Set task: Gather all lines with "venni" from the records.

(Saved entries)
□ □ □ □ □ □ □
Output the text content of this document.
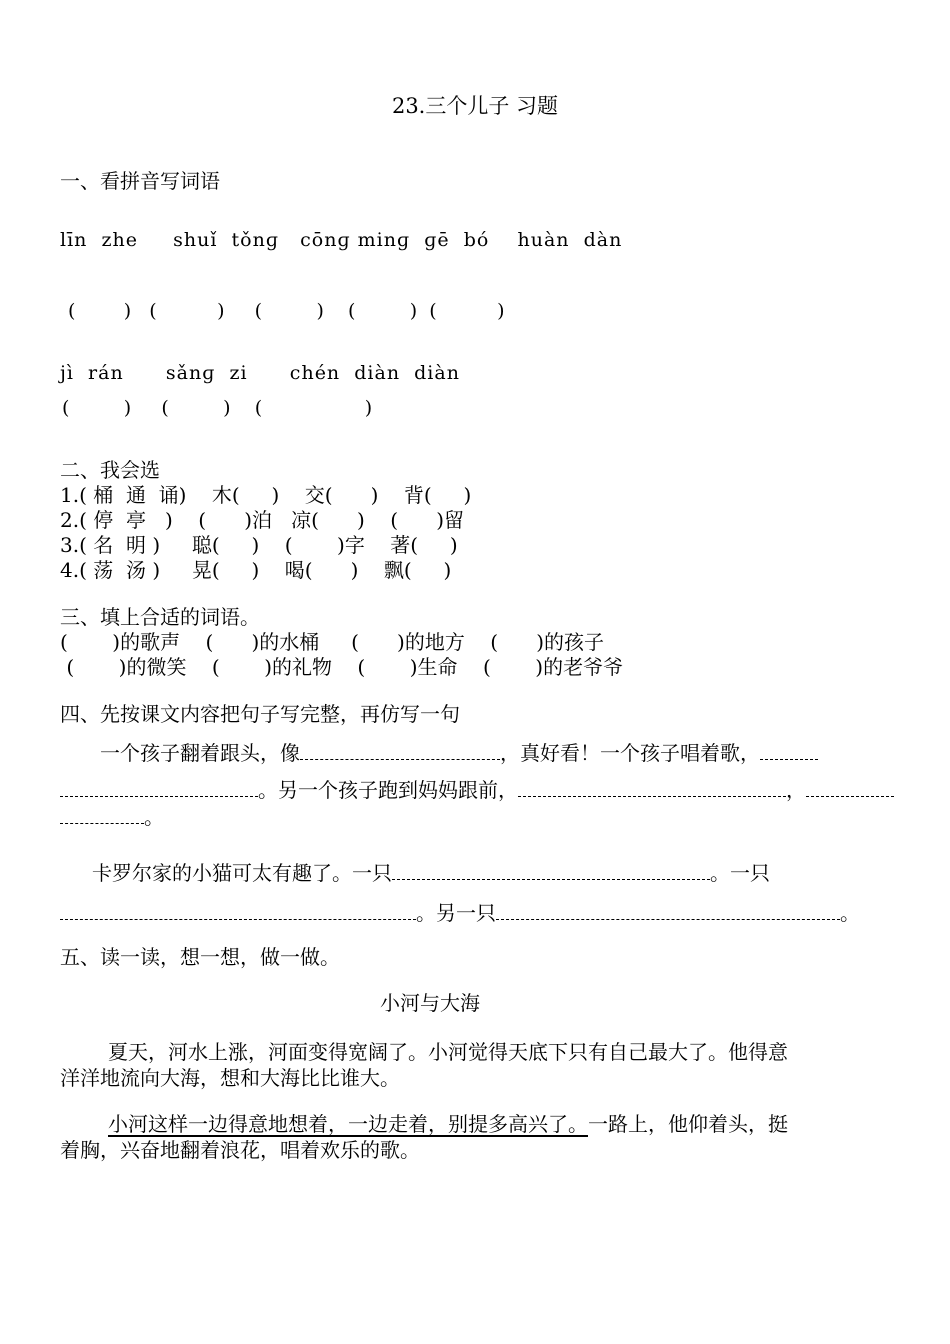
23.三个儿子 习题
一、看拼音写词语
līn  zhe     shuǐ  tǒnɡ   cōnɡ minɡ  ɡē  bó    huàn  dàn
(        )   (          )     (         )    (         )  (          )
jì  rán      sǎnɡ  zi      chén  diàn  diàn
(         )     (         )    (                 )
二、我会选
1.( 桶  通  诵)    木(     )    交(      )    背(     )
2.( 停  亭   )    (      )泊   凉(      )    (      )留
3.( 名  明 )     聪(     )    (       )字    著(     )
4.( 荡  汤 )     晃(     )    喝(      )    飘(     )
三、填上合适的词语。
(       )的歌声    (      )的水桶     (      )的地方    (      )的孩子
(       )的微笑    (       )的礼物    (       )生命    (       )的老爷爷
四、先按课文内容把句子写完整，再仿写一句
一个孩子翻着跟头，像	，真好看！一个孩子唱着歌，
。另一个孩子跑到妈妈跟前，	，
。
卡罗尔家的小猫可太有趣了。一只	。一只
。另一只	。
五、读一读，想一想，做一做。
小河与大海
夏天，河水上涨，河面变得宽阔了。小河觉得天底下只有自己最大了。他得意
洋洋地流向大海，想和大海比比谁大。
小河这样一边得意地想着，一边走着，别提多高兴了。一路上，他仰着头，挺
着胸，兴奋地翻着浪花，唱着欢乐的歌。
□ □ □ □ □ □ □
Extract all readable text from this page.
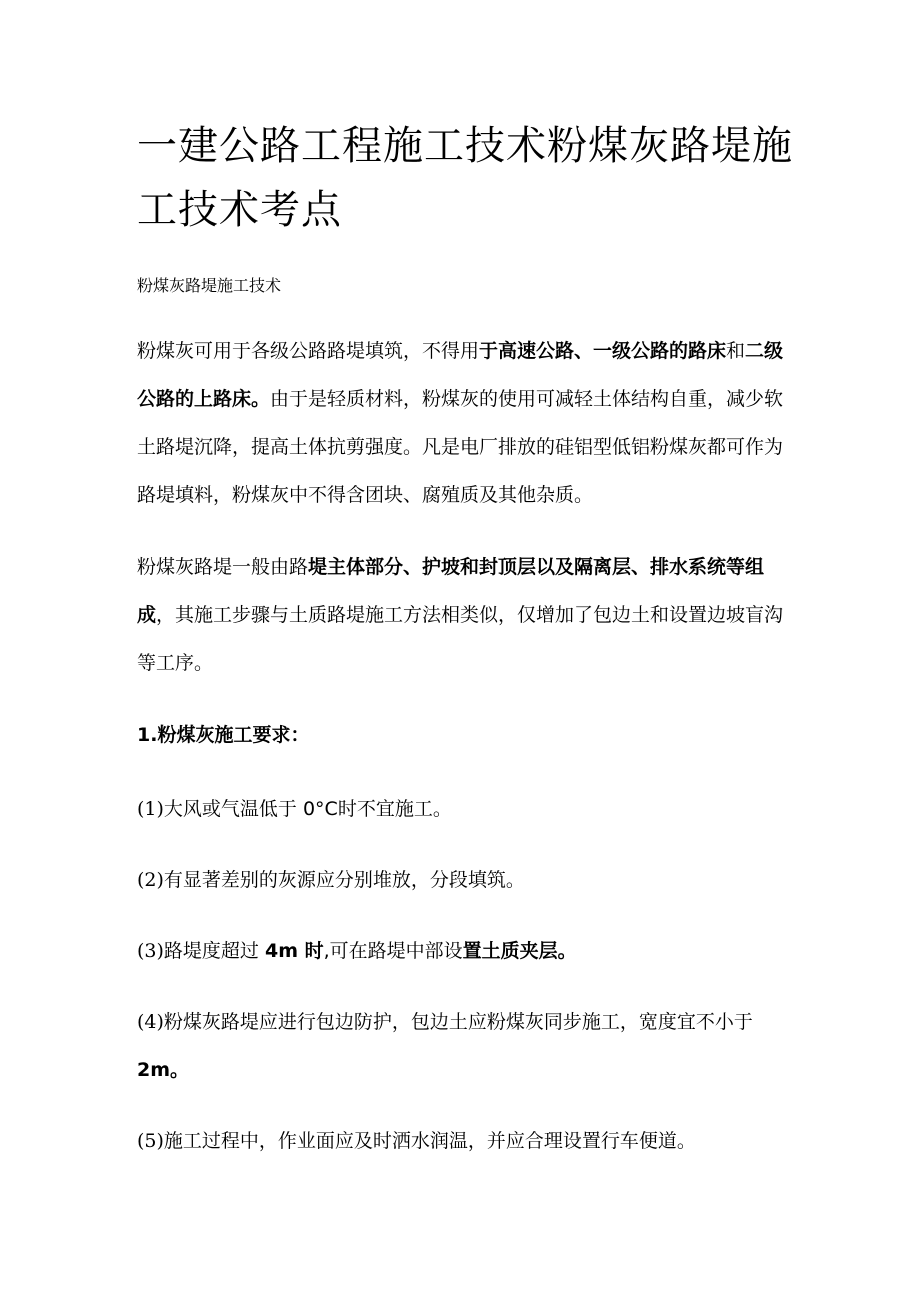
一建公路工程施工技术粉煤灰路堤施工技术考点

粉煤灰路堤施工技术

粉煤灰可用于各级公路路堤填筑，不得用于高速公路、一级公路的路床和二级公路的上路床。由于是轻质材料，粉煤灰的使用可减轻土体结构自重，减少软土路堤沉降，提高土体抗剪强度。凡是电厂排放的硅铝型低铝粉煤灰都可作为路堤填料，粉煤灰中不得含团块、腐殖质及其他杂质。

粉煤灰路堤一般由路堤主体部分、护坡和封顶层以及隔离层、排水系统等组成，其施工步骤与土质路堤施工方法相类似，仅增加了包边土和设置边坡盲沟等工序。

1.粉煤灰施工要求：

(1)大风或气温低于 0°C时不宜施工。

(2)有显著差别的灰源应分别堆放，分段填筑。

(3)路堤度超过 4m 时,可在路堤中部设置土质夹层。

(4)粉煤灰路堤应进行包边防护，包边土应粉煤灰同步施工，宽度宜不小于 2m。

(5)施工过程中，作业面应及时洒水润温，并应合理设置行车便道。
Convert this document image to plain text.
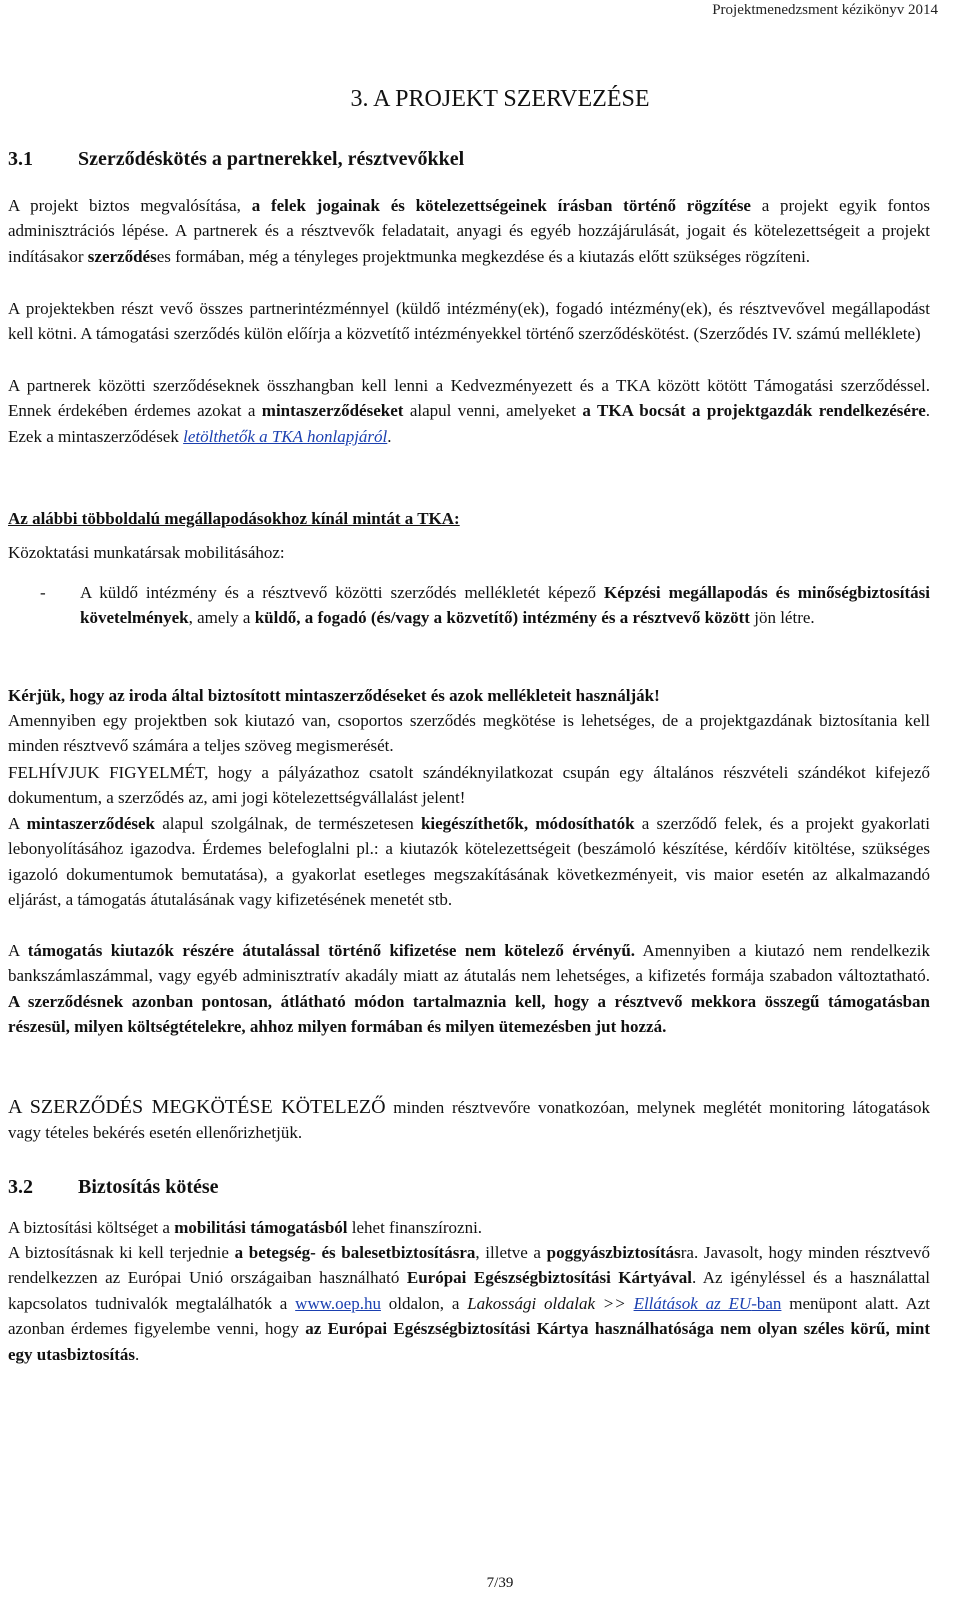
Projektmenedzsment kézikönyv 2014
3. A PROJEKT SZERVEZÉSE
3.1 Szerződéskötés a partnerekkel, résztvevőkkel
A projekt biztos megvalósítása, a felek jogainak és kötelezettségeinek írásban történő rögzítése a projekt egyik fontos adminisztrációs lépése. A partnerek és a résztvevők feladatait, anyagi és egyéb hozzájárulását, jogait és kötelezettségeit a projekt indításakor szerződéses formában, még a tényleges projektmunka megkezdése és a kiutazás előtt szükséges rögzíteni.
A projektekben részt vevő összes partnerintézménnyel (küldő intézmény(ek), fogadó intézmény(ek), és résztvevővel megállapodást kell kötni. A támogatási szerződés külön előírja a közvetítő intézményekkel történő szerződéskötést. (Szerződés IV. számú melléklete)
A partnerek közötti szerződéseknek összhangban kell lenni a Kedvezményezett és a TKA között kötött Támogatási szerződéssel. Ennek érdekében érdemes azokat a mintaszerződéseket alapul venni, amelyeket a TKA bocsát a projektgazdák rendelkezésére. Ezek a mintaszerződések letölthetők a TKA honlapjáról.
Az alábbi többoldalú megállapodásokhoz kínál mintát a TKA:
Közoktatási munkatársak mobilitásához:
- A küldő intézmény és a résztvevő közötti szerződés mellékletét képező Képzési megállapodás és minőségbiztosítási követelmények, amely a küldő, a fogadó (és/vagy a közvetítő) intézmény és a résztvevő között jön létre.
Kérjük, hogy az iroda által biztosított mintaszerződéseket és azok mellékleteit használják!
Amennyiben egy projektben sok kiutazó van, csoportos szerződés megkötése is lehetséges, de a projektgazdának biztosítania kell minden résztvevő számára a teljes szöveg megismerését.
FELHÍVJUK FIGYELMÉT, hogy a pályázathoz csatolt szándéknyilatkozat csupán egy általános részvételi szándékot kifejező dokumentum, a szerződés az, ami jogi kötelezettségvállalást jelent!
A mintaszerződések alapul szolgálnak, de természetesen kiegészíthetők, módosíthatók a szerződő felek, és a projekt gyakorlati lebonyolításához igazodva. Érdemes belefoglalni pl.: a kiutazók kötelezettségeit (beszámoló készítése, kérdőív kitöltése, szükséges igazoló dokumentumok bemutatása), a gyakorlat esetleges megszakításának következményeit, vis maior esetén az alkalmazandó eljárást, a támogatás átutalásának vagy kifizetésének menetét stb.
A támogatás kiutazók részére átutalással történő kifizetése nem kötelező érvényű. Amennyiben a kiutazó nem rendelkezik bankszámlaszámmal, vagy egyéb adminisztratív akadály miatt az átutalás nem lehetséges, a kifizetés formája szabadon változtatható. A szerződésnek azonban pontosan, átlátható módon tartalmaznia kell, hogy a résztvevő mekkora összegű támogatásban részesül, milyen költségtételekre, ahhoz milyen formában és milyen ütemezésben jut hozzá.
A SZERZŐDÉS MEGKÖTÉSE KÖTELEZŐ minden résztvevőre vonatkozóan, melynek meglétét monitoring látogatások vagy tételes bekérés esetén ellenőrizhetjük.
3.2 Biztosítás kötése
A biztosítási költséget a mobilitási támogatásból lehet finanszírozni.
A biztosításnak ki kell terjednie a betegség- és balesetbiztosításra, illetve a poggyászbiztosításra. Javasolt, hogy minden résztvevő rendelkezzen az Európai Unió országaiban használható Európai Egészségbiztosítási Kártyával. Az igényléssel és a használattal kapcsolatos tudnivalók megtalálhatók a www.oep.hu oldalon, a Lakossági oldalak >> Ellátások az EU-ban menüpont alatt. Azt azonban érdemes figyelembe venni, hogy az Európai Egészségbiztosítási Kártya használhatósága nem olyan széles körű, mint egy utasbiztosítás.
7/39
□ □ □ □ □ □ □
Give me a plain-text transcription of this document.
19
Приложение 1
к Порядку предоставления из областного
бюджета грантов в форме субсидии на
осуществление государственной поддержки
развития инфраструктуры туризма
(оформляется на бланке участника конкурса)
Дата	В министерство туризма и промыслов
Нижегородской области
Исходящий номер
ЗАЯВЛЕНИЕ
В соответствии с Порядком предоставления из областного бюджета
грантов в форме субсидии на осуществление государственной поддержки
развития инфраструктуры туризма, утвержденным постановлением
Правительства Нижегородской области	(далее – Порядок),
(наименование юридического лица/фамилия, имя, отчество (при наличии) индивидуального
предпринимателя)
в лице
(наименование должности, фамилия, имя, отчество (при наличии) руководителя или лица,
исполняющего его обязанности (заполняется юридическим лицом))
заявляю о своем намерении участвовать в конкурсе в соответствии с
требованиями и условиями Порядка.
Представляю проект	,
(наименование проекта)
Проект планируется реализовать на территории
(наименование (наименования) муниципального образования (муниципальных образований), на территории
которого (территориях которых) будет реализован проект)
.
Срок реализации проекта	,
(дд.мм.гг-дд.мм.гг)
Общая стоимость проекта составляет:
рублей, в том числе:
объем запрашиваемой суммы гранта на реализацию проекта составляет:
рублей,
□ □ □ □ □ □ □
Answer to this problem:
A partnerek közötti szerződéseknek összhangban kell lenni a Kedvezményezett és a TKA között kötött Támogatási szerződéssel. Ennek érdekében érdemes azokat a mintaszerződéseket alapul venni, amelyeket a TKA bocsát a projektgazdák rendelkezésére. Ezek a mintaszerződések letölthetők a TKA honlapjáról.
A biztosításnak ki kell terjednie a betegség- és balesetbiztosításra, illetve a poggyászbiztosításra. Javasolt, hogy minden résztvevő rendelkezzen az Európai Unió országaiban használható Európai Egészségbiztosítási Kártyával. Az igényléssel és a használattal kapcsolatos tudnivalók megtalálhatók a www.oep.hu oldalon, a Lakossági oldalak >> Ellátások az EU-ban menüpont alatt. Azt azonban érdemes figyelembe venni, hogy az Európai Egészségbiztosítási Kártya használhatósága nem olyan széles körű, mint egy utasbiztosítás.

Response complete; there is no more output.